• [THE EXERCISE]
Go through the listing beneath this task and return every line that carries the string "style".

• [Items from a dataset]
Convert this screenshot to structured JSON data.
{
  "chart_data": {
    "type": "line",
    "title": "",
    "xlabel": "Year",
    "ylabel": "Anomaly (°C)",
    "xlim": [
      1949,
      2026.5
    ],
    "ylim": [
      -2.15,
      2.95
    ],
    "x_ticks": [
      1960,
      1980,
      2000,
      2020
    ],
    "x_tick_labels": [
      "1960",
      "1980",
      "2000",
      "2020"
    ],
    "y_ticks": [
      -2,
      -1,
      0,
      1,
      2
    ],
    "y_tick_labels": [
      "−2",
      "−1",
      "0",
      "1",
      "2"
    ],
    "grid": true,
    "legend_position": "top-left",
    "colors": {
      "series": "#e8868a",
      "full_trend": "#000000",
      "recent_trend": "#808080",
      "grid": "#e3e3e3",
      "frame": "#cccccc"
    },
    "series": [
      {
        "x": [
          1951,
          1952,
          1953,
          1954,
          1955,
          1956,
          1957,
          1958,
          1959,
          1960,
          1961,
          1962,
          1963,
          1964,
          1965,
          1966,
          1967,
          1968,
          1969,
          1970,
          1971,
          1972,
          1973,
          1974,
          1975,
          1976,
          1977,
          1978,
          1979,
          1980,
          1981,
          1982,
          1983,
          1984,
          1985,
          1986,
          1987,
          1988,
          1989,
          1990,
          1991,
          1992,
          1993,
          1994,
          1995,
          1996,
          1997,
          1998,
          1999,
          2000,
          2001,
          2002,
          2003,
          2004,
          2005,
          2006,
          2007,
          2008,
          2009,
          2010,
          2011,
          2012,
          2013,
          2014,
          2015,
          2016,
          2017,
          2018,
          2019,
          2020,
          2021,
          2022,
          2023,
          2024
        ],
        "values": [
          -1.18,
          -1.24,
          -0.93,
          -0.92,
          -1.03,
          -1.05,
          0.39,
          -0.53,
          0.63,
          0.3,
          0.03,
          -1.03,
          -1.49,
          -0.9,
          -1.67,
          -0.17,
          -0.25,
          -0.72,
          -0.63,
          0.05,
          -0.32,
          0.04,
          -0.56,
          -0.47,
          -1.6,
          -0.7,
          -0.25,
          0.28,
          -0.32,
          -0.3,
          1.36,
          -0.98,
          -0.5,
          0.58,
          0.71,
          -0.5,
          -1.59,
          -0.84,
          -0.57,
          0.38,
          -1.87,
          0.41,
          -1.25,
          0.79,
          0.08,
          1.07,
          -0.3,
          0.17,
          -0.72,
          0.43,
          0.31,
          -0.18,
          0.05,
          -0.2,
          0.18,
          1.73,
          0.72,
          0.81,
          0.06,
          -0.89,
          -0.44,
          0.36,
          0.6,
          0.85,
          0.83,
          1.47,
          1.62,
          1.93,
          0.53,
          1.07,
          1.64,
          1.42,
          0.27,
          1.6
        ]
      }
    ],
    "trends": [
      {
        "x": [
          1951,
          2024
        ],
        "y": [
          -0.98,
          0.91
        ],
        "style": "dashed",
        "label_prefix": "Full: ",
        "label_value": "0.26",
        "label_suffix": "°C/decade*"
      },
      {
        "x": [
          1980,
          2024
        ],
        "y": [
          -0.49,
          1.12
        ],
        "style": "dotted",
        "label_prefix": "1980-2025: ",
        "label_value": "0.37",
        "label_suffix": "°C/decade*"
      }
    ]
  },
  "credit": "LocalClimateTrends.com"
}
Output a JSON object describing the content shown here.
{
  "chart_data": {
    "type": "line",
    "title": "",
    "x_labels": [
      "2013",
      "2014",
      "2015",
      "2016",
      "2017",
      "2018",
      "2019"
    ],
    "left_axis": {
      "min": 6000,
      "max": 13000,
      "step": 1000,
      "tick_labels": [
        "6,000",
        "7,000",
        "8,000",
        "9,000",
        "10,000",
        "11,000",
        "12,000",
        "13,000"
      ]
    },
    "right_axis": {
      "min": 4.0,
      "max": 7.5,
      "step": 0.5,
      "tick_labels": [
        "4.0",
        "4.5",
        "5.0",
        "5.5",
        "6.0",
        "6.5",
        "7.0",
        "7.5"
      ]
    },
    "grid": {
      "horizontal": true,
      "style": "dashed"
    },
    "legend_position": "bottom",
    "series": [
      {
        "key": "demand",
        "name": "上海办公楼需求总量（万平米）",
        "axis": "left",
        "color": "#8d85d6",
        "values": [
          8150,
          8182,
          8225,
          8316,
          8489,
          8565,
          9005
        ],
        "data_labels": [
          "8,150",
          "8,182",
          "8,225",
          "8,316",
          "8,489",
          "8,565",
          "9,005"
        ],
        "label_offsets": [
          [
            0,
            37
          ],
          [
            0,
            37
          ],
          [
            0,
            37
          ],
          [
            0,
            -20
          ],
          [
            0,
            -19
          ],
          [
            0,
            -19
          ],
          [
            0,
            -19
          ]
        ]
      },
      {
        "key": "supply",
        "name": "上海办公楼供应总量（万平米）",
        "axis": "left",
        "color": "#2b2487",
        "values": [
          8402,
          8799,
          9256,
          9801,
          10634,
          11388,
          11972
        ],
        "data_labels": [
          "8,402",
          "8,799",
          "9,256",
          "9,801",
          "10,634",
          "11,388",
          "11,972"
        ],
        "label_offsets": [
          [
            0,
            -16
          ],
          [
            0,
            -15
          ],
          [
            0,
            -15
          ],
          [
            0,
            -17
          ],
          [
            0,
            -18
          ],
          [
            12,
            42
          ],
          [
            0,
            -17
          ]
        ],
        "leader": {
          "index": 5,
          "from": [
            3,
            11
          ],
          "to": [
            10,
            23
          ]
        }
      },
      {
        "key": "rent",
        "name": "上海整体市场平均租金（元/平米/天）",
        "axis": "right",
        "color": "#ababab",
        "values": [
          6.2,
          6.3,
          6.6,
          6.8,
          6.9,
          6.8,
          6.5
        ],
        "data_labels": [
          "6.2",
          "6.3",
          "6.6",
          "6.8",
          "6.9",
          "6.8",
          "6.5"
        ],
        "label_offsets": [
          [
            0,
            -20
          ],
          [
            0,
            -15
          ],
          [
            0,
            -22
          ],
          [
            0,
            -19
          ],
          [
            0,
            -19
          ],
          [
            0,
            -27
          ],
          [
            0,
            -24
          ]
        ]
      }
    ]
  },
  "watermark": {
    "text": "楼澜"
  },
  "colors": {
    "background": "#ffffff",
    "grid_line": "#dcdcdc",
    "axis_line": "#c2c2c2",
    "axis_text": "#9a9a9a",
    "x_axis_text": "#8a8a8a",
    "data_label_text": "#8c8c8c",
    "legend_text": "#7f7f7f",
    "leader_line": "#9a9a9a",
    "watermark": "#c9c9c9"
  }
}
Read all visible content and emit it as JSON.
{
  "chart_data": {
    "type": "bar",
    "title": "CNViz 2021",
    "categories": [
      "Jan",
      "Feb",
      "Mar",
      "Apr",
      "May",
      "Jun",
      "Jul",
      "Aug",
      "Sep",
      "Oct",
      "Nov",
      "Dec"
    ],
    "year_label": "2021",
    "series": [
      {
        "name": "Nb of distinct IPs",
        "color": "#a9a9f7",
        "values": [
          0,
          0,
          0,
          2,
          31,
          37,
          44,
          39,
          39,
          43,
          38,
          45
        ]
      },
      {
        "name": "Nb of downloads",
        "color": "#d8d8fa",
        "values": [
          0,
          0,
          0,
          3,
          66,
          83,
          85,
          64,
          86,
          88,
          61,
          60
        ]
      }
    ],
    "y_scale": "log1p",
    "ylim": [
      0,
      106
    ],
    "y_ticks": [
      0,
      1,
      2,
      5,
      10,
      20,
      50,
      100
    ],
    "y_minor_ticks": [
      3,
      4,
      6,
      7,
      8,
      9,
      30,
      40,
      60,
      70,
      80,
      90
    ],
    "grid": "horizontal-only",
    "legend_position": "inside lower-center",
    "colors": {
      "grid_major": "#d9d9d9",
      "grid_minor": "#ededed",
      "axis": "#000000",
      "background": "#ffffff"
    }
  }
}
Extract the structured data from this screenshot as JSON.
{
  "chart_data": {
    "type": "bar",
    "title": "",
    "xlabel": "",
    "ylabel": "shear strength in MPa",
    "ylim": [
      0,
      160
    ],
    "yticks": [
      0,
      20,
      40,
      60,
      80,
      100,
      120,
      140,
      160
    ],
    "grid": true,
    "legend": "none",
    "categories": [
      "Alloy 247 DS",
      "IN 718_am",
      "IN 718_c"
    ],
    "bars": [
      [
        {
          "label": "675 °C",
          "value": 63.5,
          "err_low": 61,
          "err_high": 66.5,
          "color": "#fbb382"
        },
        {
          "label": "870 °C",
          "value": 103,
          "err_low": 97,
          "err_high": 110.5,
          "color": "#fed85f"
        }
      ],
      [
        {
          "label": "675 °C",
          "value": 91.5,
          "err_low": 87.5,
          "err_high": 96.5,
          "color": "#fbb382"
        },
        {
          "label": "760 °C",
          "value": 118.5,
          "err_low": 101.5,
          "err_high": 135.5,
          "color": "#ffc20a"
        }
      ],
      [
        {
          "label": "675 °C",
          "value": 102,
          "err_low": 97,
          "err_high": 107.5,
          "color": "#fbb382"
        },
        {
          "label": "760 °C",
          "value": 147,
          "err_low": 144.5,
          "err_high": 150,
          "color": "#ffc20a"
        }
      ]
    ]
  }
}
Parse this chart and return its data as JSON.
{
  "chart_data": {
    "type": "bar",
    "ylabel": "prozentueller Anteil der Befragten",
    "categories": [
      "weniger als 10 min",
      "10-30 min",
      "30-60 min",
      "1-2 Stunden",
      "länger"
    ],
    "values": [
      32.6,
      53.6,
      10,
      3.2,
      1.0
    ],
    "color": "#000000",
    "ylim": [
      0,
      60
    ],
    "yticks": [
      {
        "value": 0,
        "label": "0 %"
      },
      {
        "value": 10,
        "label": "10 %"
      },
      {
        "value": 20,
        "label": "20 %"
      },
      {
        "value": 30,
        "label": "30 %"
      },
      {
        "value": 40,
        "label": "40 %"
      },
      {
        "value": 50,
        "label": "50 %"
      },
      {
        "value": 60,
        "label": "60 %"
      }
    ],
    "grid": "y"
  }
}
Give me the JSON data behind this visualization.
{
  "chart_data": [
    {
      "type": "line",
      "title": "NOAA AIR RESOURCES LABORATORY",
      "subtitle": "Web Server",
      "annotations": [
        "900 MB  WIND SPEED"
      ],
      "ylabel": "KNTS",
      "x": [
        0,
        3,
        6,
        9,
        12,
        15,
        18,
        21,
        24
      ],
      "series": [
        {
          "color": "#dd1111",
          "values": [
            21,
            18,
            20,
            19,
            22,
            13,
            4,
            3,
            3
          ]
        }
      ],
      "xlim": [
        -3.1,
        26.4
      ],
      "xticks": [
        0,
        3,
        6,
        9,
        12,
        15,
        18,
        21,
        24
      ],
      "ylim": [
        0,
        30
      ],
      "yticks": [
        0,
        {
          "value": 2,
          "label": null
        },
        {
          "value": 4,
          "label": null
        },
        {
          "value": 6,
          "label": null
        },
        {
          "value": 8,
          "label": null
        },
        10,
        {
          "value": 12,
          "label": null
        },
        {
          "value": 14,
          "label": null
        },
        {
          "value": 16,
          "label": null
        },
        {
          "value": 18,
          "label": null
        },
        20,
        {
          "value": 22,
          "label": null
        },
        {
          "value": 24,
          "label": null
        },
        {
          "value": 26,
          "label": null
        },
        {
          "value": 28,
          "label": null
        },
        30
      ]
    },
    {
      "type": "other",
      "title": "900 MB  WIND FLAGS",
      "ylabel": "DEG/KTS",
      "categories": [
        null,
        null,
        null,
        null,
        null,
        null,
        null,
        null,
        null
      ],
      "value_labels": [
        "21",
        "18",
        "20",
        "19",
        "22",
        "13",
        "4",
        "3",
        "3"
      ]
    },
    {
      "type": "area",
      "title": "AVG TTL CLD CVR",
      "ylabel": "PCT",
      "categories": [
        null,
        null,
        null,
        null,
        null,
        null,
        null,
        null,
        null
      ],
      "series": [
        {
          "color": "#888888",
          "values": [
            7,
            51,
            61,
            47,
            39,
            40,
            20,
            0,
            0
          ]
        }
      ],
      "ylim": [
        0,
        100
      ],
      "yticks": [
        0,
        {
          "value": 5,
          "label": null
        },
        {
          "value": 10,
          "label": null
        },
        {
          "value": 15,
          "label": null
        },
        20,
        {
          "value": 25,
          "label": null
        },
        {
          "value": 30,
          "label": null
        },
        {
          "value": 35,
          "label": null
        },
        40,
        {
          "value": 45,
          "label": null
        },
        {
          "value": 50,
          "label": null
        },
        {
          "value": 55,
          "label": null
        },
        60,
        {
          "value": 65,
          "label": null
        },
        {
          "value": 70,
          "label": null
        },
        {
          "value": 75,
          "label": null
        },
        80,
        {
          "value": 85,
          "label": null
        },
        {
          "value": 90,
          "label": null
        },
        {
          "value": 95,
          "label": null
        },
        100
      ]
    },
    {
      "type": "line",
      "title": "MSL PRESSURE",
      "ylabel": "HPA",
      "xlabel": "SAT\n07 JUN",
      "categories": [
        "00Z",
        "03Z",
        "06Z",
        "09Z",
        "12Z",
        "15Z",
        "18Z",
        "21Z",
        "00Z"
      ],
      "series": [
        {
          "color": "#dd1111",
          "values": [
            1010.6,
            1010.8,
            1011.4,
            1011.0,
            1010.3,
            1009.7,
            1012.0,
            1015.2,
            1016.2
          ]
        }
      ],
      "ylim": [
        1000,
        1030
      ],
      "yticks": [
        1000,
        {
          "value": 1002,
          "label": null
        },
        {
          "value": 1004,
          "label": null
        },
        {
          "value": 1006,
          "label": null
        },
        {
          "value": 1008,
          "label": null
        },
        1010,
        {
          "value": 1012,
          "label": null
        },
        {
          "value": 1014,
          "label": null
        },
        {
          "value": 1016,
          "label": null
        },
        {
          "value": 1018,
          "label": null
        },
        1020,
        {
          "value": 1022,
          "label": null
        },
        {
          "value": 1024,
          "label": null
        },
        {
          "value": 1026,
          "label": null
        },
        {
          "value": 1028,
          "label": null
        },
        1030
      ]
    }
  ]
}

• [ANSWER IN FULL]
        "style": "dashed",
        "style": "dotted",
      "style": "dashed"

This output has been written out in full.